▶ [TASK DESCRIPTION]
In the listing below, find every line containing "квартира" and copy it out.

▶ [ENTRIES PROVIDED]
○ ○ ○ ○ ○ ○ ○

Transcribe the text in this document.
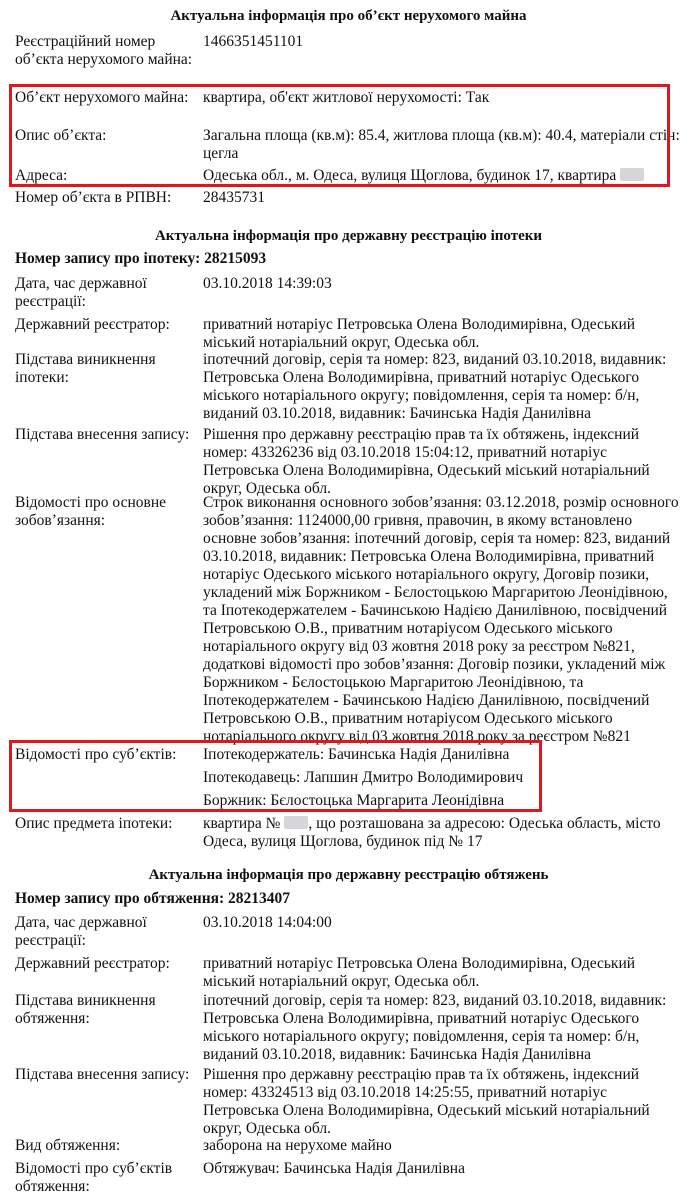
Актуальна інформація про об’єкт нерухомого майна
Реєстраційний номер об’єкта нерухомого майна:
1466351451101
Об’єкт нерухомого майна: квартира, об'єкт житлової нерухомості: Так
Опис об’єкта:	Загальна площа (кв.м): 85.4, житлова площа (кв.м): 40.4, матеріали стін: цегла
Адреса:	Одеська обл., м. Одеса, вулиця Щоглова, будинок 17, квартира
Номер об’єкта в РПВН:	28435731
Актуальна інформація про державну реєстрацію іпотеки
Номер запису про іпотеку: 28215093
Дата, час державної реєстрації:
03.10.2018 14:39:03
Державний реєстратор:	приватний нотаріус Петровська Олена Володимирівна, Одеський міський нотаріальний округ, Одеська обл.
Підстава виникнення іпотеки:
іпотечний договір, серія та номер: 823, виданий 03.10.2018, видавник: Петровська Олена Володимирівна, приватний нотаріус Одеського міського нотаріального округу; повідомлення, серія та номер: б/н, виданий 03.10.2018, видавник: Бачинська Надія Данилівна
Підстава внесення запису: Рішення про державну реєстрацію прав та їх обтяжень, індексний номер: 43326236 від 03.10.2018 15:04:12, приватний нотаріус Петровська Олена Володимирівна, Одеський міський нотаріальний округ, Одеська обл.
Відомості про основне зобов’язання:
Строк виконання основного зобов’язання: 03.12.2018, розмір основного зобов’язання: 1124000,00 гривня, правочин, в якому встановлено основне зобов’язання: іпотечний договір, серія та номер: 823, виданий 03.10.2018, видавник: Петровська Олена Володимирівна, приватний нотаріус Одеського міського нотаріального округу, Договір позики, укладений між Боржником - Бєлостоцькою Маргаритою Леонідівною, та Іпотекодержателем - Бачинською Надією Данилівною, посвідчений Петровською О.В., приватним нотаріусом Одеського міського нотаріального округу від 03 жовтня 2018 року за реєстром №821, додаткові відомості про зобов’язання: Договір позики, укладений між Боржником - Бєлостоцькою Маргаритою Леонідівною, та Іпотекодержателем - Бачинською Надією Данилівною, посвідчений Петровською О.В., приватним нотаріусом Одеського міського нотаріального округу від 03 жовтня 2018 року за реєстром №821
Відомості про суб’єктів:	Іпотекодержатель: Бачинська Надія Данилівна
Іпотекодавець: Лапшин Дмитро Володимирович
Боржник: Бєлостоцька Маргарита Леонідівна
Опис предмета іпотеки:	квартира № , що розташована за адресою: Одеська область, місто Одеса, вулиця Щоглова, будинок під № 17
Актуальна інформація про державну реєстрацію обтяжень
Номер запису про обтяження: 28213407
Дата, час державної реєстрації:
03.10.2018 14:04:00
Державний реєстратор:	приватний нотаріус Петровська Олена Володимирівна, Одеський міський нотаріальний округ, Одеська обл.
Підстава виникнення обтяження:
іпотечний договір, серія та номер: 823, виданий 03.10.2018, видавник: Петровська Олена Володимирівна, приватний нотаріус Одеського міського нотаріального округу; повідомлення, серія та номер: б/н, виданий 03.10.2018, видавник: Бачинська Надія Данилівна
Підстава внесення запису: Рішення про державну реєстрацію прав та їх обтяжень, індексний номер: 43324513 від 03.10.2018 14:25:55, приватний нотаріус Петровська Олена Володимирівна, Одеський міський нотаріальний округ, Одеська обл.
Вид обтяження:	заборона на нерухоме майно
Відомості про суб’єктів обтяження:
Обтяжувач: Бачинська Надія Данилівна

○ ○ ○ ○ ○ ○ ○

▶ [REPLY]
Об’єкт нерухомого майна: квартира, об'єкт житлової нерухомості: Так
Адреса:	Одеська обл., м. Одеса, вулиця Щоглова, будинок 17, квартира
Опис предмета іпотеки:	квартира № , що розташована за адресою: Одеська область, місто Одеса, вулиця Щоглова, будинок під № 17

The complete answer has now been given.